Your objective -
Collect every line that includes the string "text".

═════ Task inputs ═════

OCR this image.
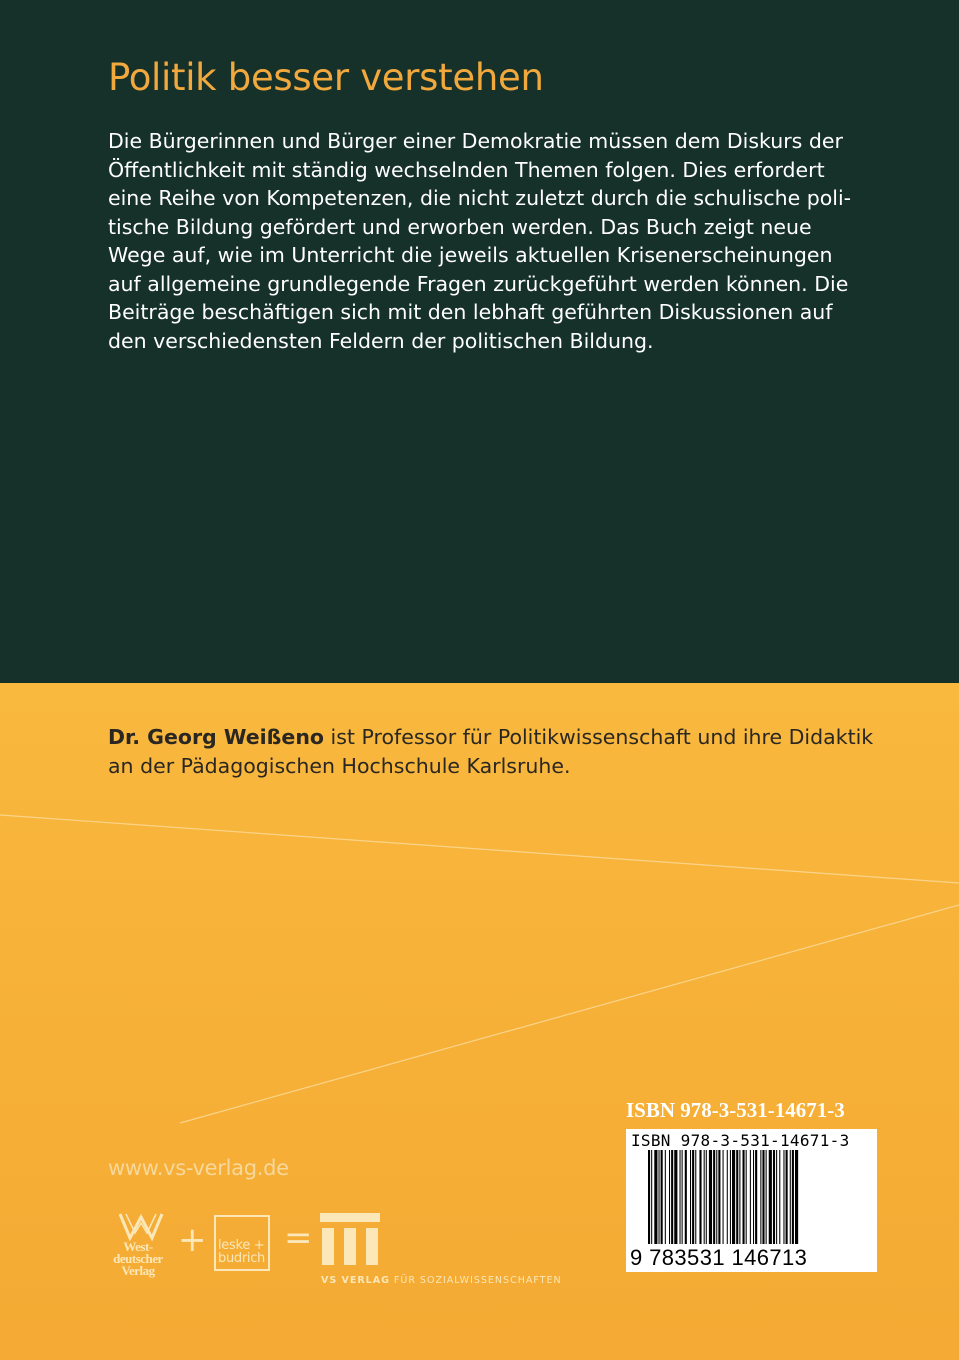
Politik besser verstehen
Die Bürgerinnen und Bürger einer Demokratie müssen dem Diskurs der
Öffentlichkeit mit ständig wechselnden Themen folgen. Dies erfordert
eine Reihe von Kompetenzen, die nicht zuletzt durch die schulische poli-
tische Bildung gefördert und erworben werden. Das Buch zeigt neue
Wege auf, wie im Unterricht die jeweils aktuellen Krisenerscheinungen
auf allgemeine grundlegende Fragen zurückgeführt werden können. Die
Beiträge beschäftigen sich mit den lebhaft geführten Diskussionen auf
den verschiedensten Feldern der politischen Bildung.
Dr. Georg Weißeno ist Professor für Politikwissenschaft und ihre Didaktik
an der Pädagogischen Hochschule Karlsruhe.
www.vs-verlag.de
ISBN 978-3-531-14671-3
ISBN 978-3-531-14671-3
9 783531 146713
West-
deutscher
Verlag
+ leske +
budrich
=
VS VERLAG FÜR SOZIALWISSENSCHAFTEN
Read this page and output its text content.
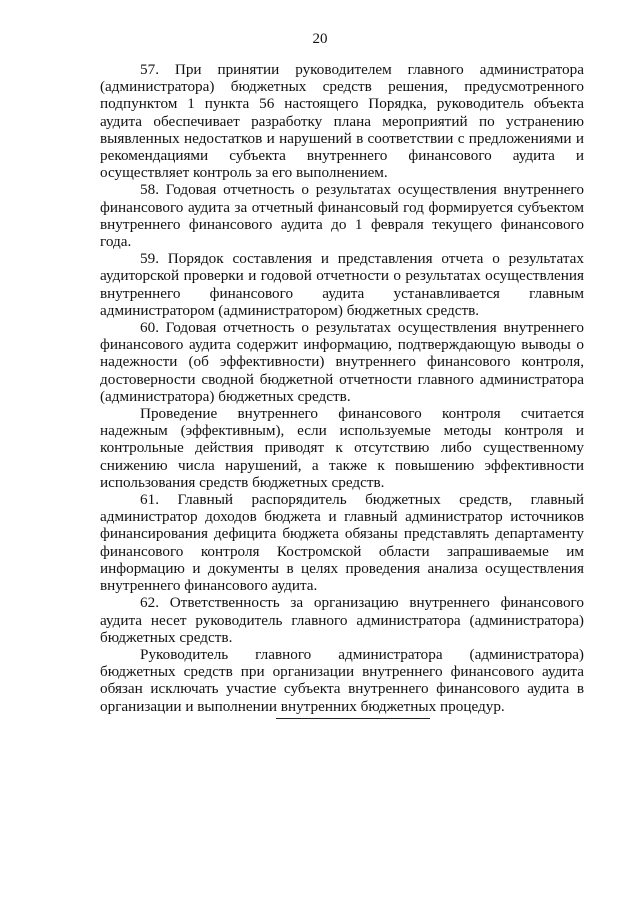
20

57. При принятии руководителем главного администратора (администратора) бюджетных средств решения, предусмотренного подпунктом 1 пункта 56 настоящего Порядка, руководитель объекта аудита обеспечивает разработку плана мероприятий по устранению выявленных недостатков и нарушений в соответствии с предложениями и рекомендациями субъекта внутреннего финансового аудита и осуществляет контроль за его выполнением.

58. Годовая отчетность о результатах осуществления внутреннего финансового аудита за отчетный финансовый год формируется субъектом внутреннего финансового аудита до 1 февраля текущего финансового года.

59. Порядок составления и представления отчета о результатах аудиторской проверки и годовой отчетности о результатах осуществления внутреннего финансового аудита устанавливается главным администратором (администратором) бюджетных средств.

60. Годовая отчетность о результатах осуществления внутреннего финансового аудита содержит информацию, подтверждающую выводы о надежности (об эффективности) внутреннего финансового контроля, достоверности сводной бюджетной отчетности главного администратора (администратора) бюджетных средств.

Проведение внутреннего финансового контроля считается надежным (эффективным), если используемые методы контроля и контрольные действия приводят к отсутствию либо существенному снижению числа нарушений, а также к повышению эффективности использования средств бюджетных средств.

61. Главный распорядитель бюджетных средств, главный администратор доходов бюджета и главный администратор источников финансирования дефицита бюджета обязаны представлять департаменту финансового контроля Костромской области запрашиваемые им информацию и документы в целях проведения анализа осуществления внутреннего финансового аудита.

62. Ответственность за организацию внутреннего финансового аудита несет руководитель главного администратора (администратора) бюджетных средств.

Руководитель главного администратора (администратора) бюджетных средств при организации внутреннего финансового аудита обязан исключать участие субъекта внутреннего финансового аудита в организации и выполнении внутренних бюджетных процедур.
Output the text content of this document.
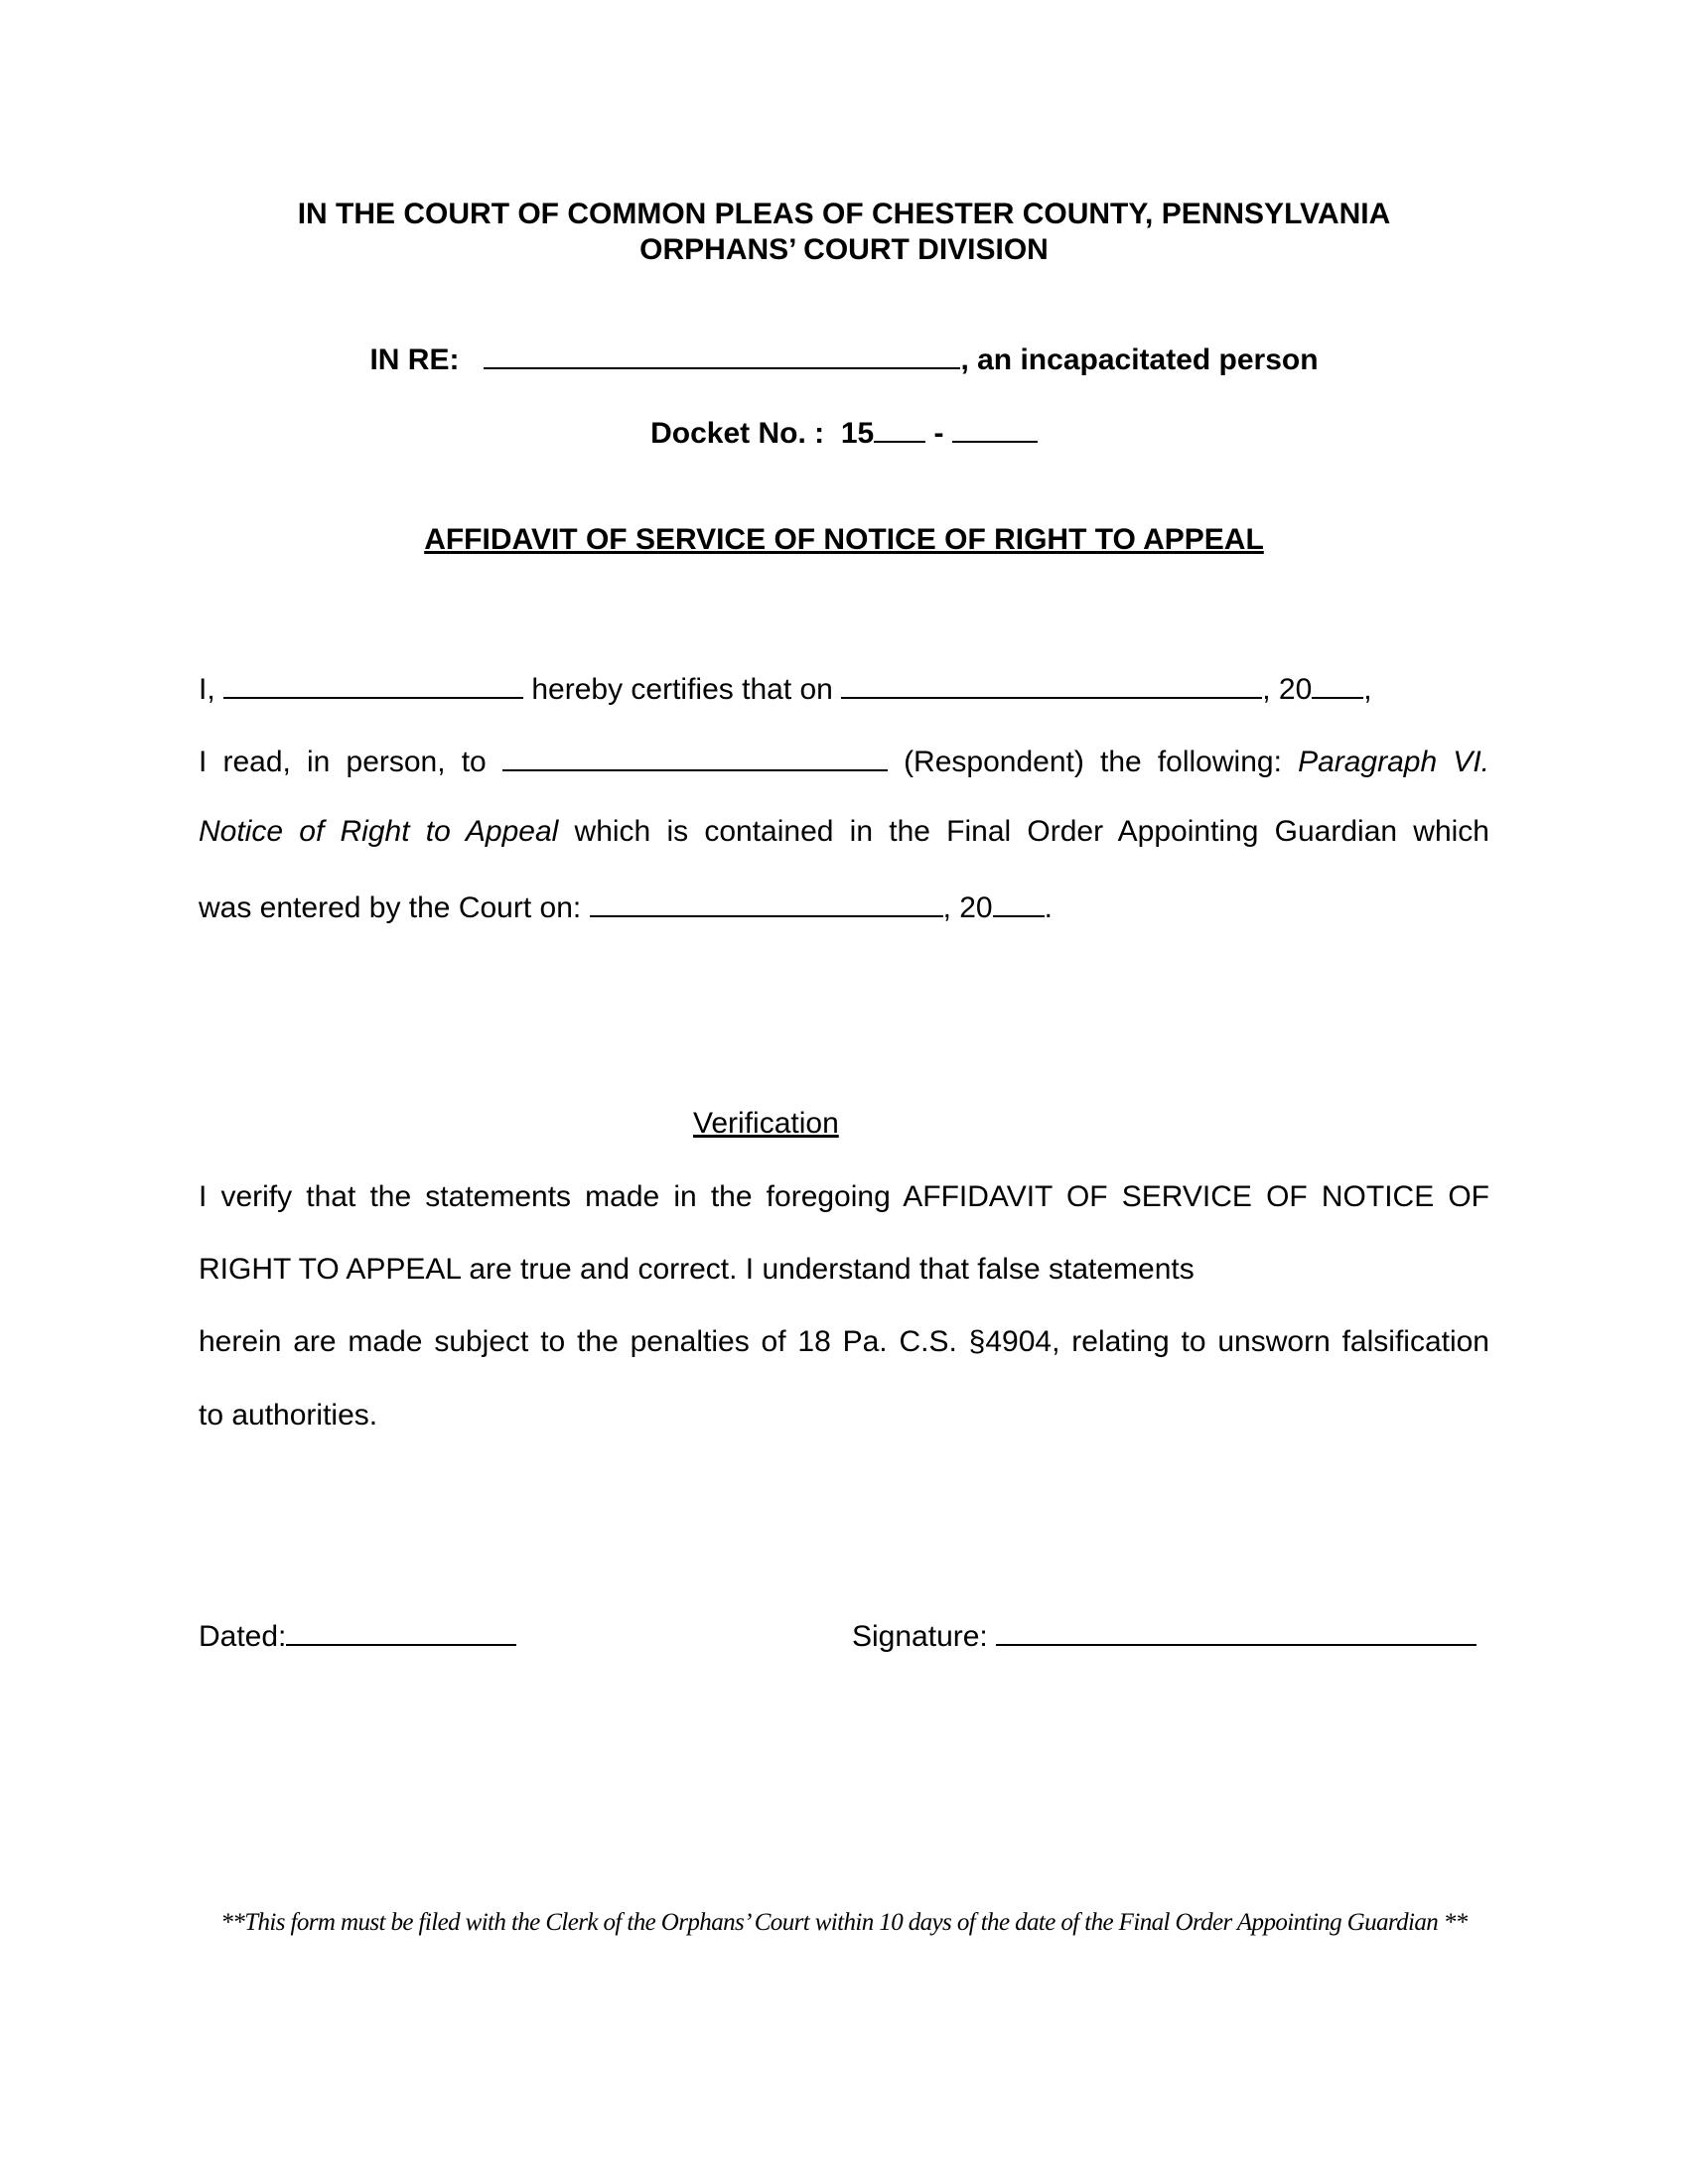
IN THE COURT OF COMMON PLEAS OF CHESTER COUNTY, PENNSYLVANIA
ORPHANS’ COURT DIVISION
IN RE:	, an incapacitated person
Docket No. : 15 -
AFFIDAVIT OF SERVICE OF NOTICE OF RIGHT TO APPEAL
I,	hereby certifies that on	, 20 ,
I read, in person, to	(Respondent) the following: Paragraph VI.
Notice of Right to Appeal which is contained in the Final Order Appointing Guardian which
was entered by the Court on:	, 20 .
Verification
I verify that the statements made in the foregoing AFFIDAVIT OF SERVICE OF NOTICE OF
RIGHT TO APPEAL are true and correct. I understand that false statements
herein are made subject to the penalties of 18 Pa. C.S. §4904, relating to unsworn falsification
to authorities.
Dated:	Signature:
**This form must be filed with the Clerk of the Orphans’ Court within 10 days of the date of the Final Order Appointing Guardian **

═════

The result -
Read this page and output its text content.
Output the text content of this document.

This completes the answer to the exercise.